* **Given instruction**
From the listing below, pull each line that includes "marker".

-- Given data start --

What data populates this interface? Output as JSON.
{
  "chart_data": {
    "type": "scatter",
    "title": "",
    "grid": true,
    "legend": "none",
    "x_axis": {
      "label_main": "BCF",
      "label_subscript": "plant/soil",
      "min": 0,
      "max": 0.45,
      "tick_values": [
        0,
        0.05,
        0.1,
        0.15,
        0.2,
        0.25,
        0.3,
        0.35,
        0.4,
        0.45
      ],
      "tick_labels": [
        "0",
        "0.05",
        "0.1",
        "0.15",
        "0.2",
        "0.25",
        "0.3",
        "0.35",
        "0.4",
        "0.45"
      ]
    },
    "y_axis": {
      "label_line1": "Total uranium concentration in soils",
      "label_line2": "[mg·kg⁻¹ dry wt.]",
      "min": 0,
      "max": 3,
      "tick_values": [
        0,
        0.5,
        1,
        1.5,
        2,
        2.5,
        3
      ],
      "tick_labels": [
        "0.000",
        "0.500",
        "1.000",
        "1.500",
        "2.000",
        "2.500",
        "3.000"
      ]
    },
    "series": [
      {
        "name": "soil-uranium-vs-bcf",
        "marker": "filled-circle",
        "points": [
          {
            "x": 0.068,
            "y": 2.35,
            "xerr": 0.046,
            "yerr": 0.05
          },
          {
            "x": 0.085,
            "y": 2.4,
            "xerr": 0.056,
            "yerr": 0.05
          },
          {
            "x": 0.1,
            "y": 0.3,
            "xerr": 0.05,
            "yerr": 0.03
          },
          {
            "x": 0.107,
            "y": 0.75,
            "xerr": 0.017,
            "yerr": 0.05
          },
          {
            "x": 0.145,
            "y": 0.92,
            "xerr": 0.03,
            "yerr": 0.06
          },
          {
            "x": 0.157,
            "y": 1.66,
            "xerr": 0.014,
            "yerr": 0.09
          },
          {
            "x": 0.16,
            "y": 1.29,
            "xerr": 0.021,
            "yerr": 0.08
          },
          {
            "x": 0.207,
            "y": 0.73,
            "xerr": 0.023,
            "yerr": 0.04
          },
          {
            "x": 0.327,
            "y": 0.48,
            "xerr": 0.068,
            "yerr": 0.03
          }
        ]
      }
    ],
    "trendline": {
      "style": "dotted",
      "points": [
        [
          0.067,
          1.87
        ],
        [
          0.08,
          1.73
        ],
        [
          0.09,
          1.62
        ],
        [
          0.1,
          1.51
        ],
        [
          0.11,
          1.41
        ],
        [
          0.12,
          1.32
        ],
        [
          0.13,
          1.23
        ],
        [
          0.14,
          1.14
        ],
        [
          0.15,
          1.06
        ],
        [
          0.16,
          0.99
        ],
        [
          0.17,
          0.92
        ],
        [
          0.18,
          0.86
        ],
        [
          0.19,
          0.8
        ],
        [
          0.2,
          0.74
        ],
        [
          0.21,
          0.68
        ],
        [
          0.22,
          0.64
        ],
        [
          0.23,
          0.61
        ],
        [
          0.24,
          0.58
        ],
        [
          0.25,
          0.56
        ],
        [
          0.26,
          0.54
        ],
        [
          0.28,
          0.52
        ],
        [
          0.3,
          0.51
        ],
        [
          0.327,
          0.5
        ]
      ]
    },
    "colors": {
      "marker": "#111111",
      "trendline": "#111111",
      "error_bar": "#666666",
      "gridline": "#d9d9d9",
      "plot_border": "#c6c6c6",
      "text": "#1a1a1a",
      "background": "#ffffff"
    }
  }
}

-- Given data end --

* **Exercise result**
        "marker": "filled-circle",
      "marker": "#111111",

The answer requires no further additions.